# Data for processing:
>>>

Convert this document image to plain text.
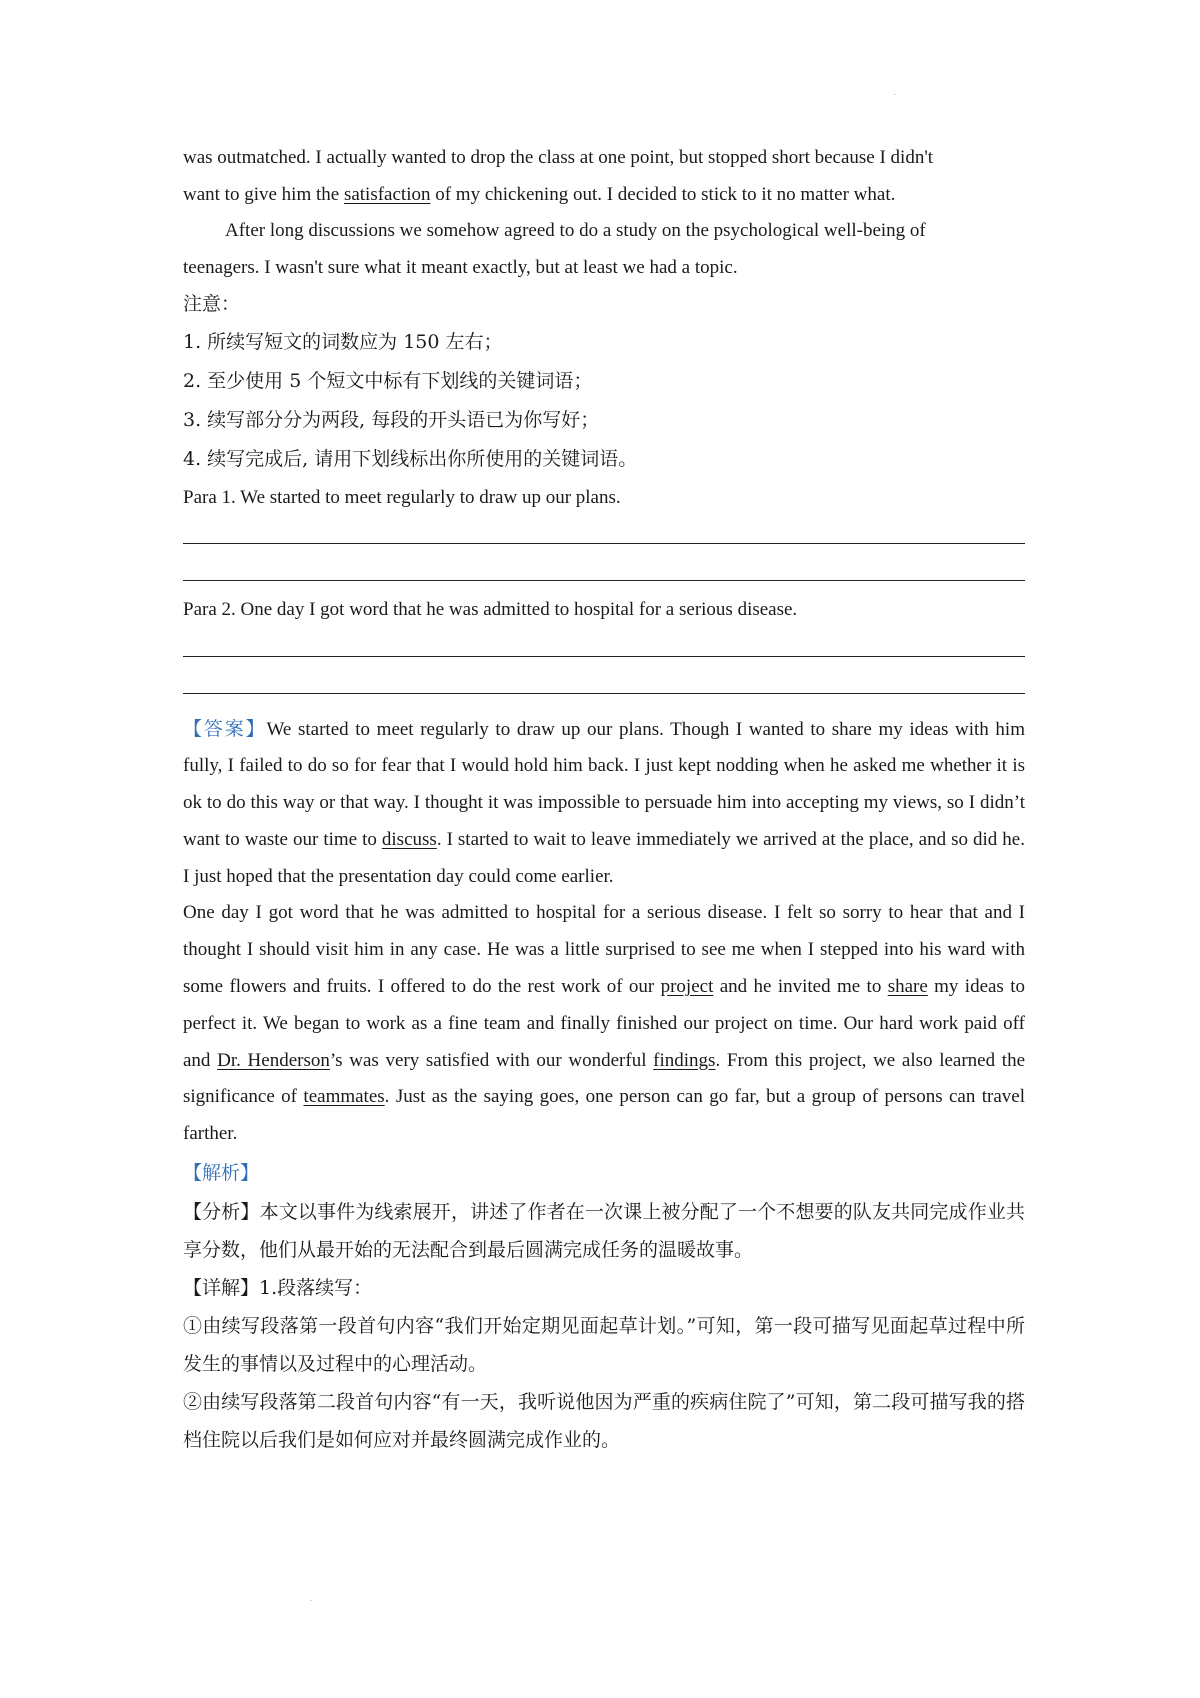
.
was outmatched. I actually wanted to drop the class at one point, but stopped short because I didn't
want to give him the satisfaction of my chickening out. I decided to stick to it no matter what.
After long discussions we somehow agreed to do a study on the psychological well-being of
teenagers. I wasn't sure what it meant exactly, but at least we had a topic.
注意：
1. 所续写短文的词数应为 150 左右；
2. 至少使用 5 个短文中标有下划线的关键词语；
3. 续写部分分为两段, 每段的开头语已为你写好；
4. 续写完成后, 请用下划线标出你所使用的关键词语。
Para 1. We started to meet regularly to draw up our plans.
Para 2. One day I got word that he was admitted to hospital for a serious disease.
【答案】We started to meet regularly to draw up our plans. Though I wanted to share my ideas with him fully, I failed to do so for fear that I would hold him back. I just kept nodding when he asked me whether it is ok to do this way or that way. I thought it was impossible to persuade him into accepting my views, so I didn’t want to waste our time to discuss. I started to wait to leave immediately we arrived at the place, and so did he. I just hoped that the presentation day could come earlier.
One day I got word that he was admitted to hospital for a serious disease. I felt so sorry to hear that and I thought I should visit him in any case. He was a little surprised to see me when I stepped into his ward with some flowers and fruits. I offered to do the rest work of our project and he invited me to share my ideas to perfect it. We began to work as a fine team and finally finished our project on time. Our hard work paid off and Dr. Henderson’s was very satisfied with our wonderful findings. From this project, we also learned the significance of teammates. Just as the saying goes, one person can go far, but a group of persons can travel farther.
【解析】
【分析】本文以事件为线索展开，讲述了作者在一次课上被分配了一个不想要的队友共同完成作业共享分数，他们从最开始的无法配合到最后圆满完成任务的温暖故事。
【详解】1.段落续写：
①由续写段落第一段首句内容“我们开始定期见面起草计划。”可知，第一段可描写见面起草过程中所发生的事情以及过程中的心理活动。
②由续写段落第二段首句内容“有一天，我听说他因为严重的疾病住院了”可知，第二段可描写我的搭档住院以后我们是如何应对并最终圆满完成作业的。
.
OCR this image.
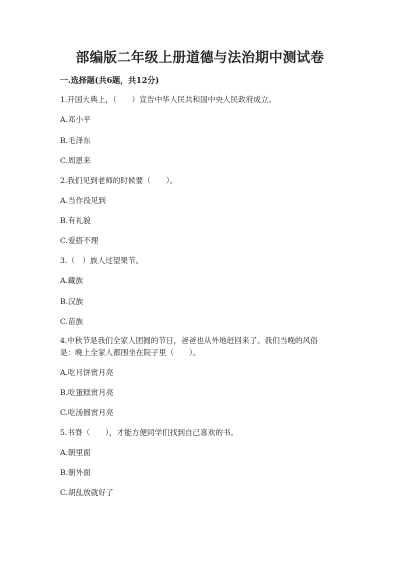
部编版二年级上册道德与法治期中测试卷
一.选择题(共6题，共12分)
1.开国大典上，（　　）宣告中华人民共和国中央人民政府成立。
A.邓小平
B.毛泽东
C.周恩来
2.我们见到老师的时候要（　　）。
A.当作没见到
B.有礼貌
C.爱搭不理
3.（　）族人过望果节。
A.藏族
B.汉族
C.苗族
4.中秋节是我们全家人团圆的节日，爸爸也从外地赶回来了。我们当晚的风俗
是：晚上全家人都围坐在院子里（　　）。
A.吃月饼赏月亮
B.吃蛋糕赏月亮
C.吃汤圆赏月亮
5.书脊（　　），才能方便同学们找到自己喜欢的书。
A.朝里面
B.朝外面
C.胡乱放就好了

<<<

# Given exercise:
Repeat the material exactly as it reads, without any of its pictures.

# In response:
Convert this document image to plain text.
.
was outmatched. I actually wanted to drop the class at one point, but stopped short because I didn't
want to give him the satisfaction of my chickening out. I decided to stick to it no matter what.
After long discussions we somehow agreed to do a study on the psychological well-being of
teenagers. I wasn't sure what it meant exactly, but at least we had a topic.
注意：
1. 所续写短文的词数应为 150 左右；
2. 至少使用 5 个短文中标有下划线的关键词语；
3. 续写部分分为两段, 每段的开头语已为你写好；
4. 续写完成后, 请用下划线标出你所使用的关键词语。
Para 1. We started to meet regularly to draw up our plans.
Para 2. One day I got word that he was admitted to hospital for a serious disease.
【答案】We started to meet regularly to draw up our plans. Though I wanted to share my ideas with him fully, I failed to do so for fear that I would hold him back. I just kept nodding when he asked me whether it is ok to do this way or that way. I thought it was impossible to persuade him into accepting my views, so I didn’t want to waste our time to discuss. I started to wait to leave immediately we arrived at the place, and so did he. I just hoped that the presentation day could come earlier.
One day I got word that he was admitted to hospital for a serious disease. I felt so sorry to hear that and I thought I should visit him in any case. He was a little surprised to see me when I stepped into his ward with some flowers and fruits. I offered to do the rest work of our project and he invited me to share my ideas to perfect it. We began to work as a fine team and finally finished our project on time. Our hard work paid off and Dr. Henderson’s was very satisfied with our wonderful findings. From this project, we also learned the significance of teammates. Just as the saying goes, one person can go far, but a group of persons can travel farther.
【解析】
【分析】本文以事件为线索展开，讲述了作者在一次课上被分配了一个不想要的队友共同完成作业共享分数，他们从最开始的无法配合到最后圆满完成任务的温暖故事。
【详解】1.段落续写：
①由续写段落第一段首句内容“我们开始定期见面起草计划。”可知，第一段可描写见面起草过程中所发生的事情以及过程中的心理活动。
②由续写段落第二段首句内容“有一天，我听说他因为严重的疾病住院了”可知，第二段可描写我的搭档住院以后我们是如何应对并最终圆满完成作业的。
.
OCR this image.
部编版二年级上册道德与法治期中测试卷
一.选择题(共6题，共12分)
1.开国大典上，（　　）宣告中华人民共和国中央人民政府成立。
A.邓小平
B.毛泽东
C.周恩来
2.我们见到老师的时候要（　　）。
A.当作没见到
B.有礼貌
C.爱搭不理
3.（　）族人过望果节。
A.藏族
B.汉族
C.苗族
4.中秋节是我们全家人团圆的节日，爸爸也从外地赶回来了。我们当晚的风俗
是：晚上全家人都围坐在院子里（　　）。
A.吃月饼赏月亮
B.吃蛋糕赏月亮
C.吃汤圆赏月亮
5.书脊（　　），才能方便同学们找到自己喜欢的书。
A.朝里面
B.朝外面
C.胡乱放就好了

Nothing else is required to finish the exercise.